Rewrite the text of each item below, replacing every "embodiment" with "version" and keeping everything else unchanged. Leave the pictures out of your answer.

+-------+

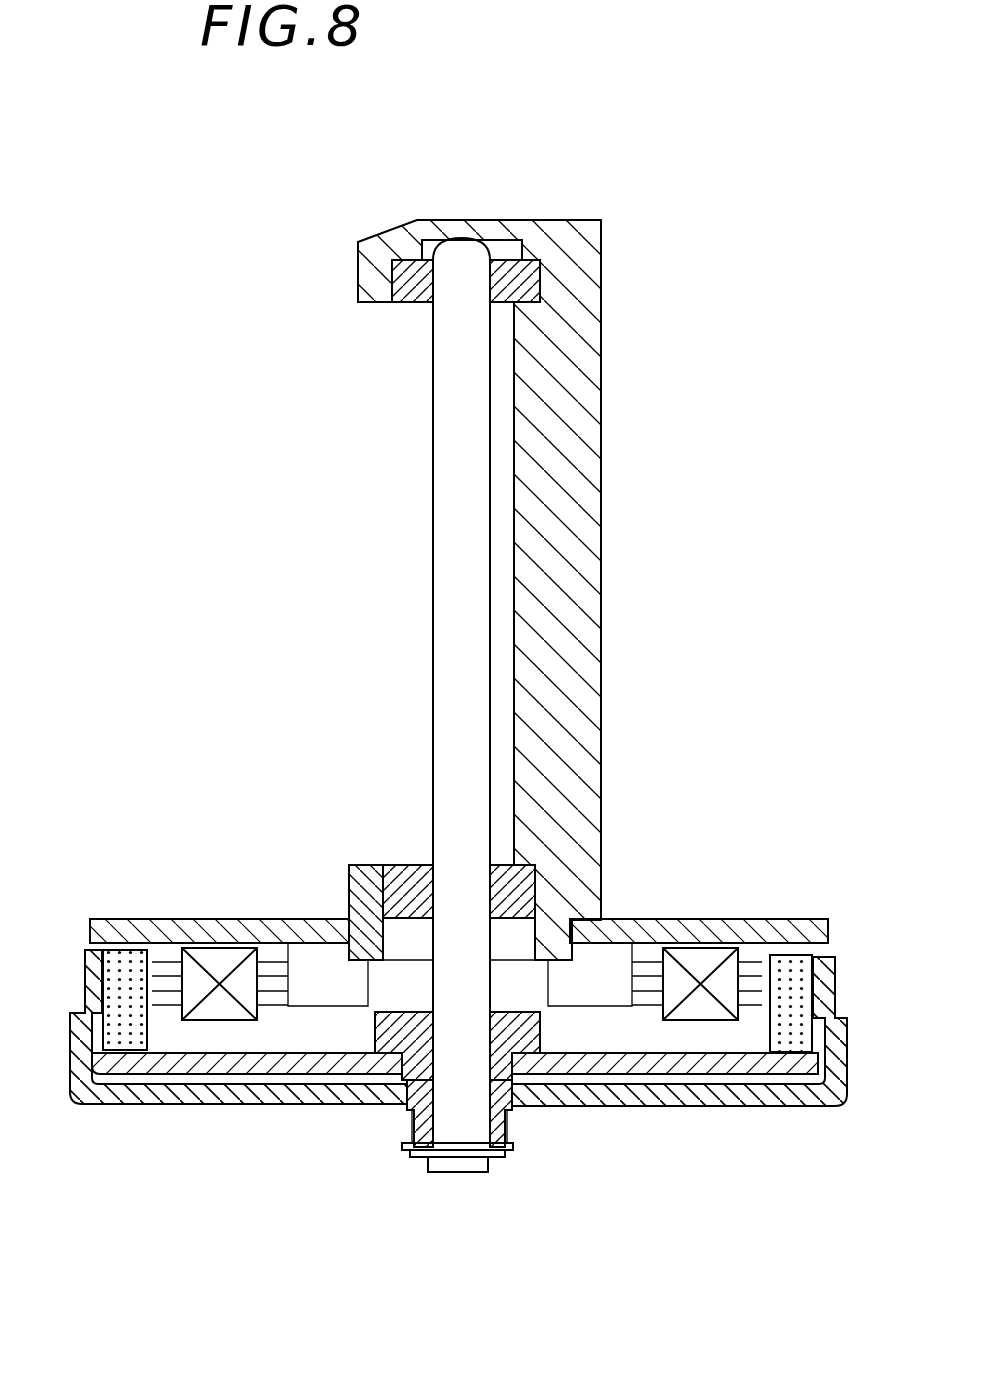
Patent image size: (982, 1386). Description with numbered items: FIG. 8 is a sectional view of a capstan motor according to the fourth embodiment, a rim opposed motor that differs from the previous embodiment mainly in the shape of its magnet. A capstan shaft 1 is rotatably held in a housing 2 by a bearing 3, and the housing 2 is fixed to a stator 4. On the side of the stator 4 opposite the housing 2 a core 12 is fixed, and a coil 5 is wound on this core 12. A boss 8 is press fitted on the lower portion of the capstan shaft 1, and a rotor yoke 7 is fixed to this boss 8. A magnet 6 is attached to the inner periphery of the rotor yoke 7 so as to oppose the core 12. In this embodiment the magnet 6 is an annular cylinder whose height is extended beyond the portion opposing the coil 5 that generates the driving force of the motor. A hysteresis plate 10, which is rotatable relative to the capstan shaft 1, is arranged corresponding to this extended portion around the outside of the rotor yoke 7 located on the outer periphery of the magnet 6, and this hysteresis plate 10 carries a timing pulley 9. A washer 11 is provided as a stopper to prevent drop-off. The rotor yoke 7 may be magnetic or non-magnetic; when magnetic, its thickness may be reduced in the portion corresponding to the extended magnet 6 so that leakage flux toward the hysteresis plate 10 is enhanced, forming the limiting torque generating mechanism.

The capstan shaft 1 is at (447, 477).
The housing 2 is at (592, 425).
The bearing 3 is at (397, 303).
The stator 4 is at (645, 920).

+-------+

_Written reply_:
Patent image size: (982, 1386). Description with numbered items: FIG. 8 is a sectional view of a capstan motor according to the fourth version, a rim opposed motor that differs from the previous version mainly in the shape of its magnet. A capstan shaft 1 is rotatably held in a housing 2 by a bearing 3, and the housing 2 is fixed to a stator 4. On the side of the stator 4 opposite the housing 2 a core 12 is fixed, and a coil 5 is wound on this core 12. A boss 8 is press fitted on the lower portion of the capstan shaft 1, and a rotor yoke 7 is fixed to this boss 8. A magnet 6 is attached to the inner periphery of the rotor yoke 7 so as to oppose the core 12. In this version the magnet 6 is an annular cylinder whose height is extended beyond the portion opposing the coil 5 that generates the driving force of the motor. A hysteresis plate 10, which is rotatable relative to the capstan shaft 1, is arranged corresponding to this extended portion around the outside of the rotor yoke 7 located on the outer periphery of the magnet 6, and this hysteresis plate 10 carries a timing pulley 9. A washer 11 is provided as a stopper to prevent drop-off. The rotor yoke 7 may be magnetic or non-magnetic; when magnetic, its thickness may be reduced in the portion corresponding to the extended magnet 6 so that leakage flux toward the hysteresis plate 10 is enhanced, forming the limiting torque generating mechanism.

The capstan shaft 1 is at (447, 477).
The housing 2 is at (592, 425).
The bearing 3 is at (397, 303).
The stator 4 is at (645, 920).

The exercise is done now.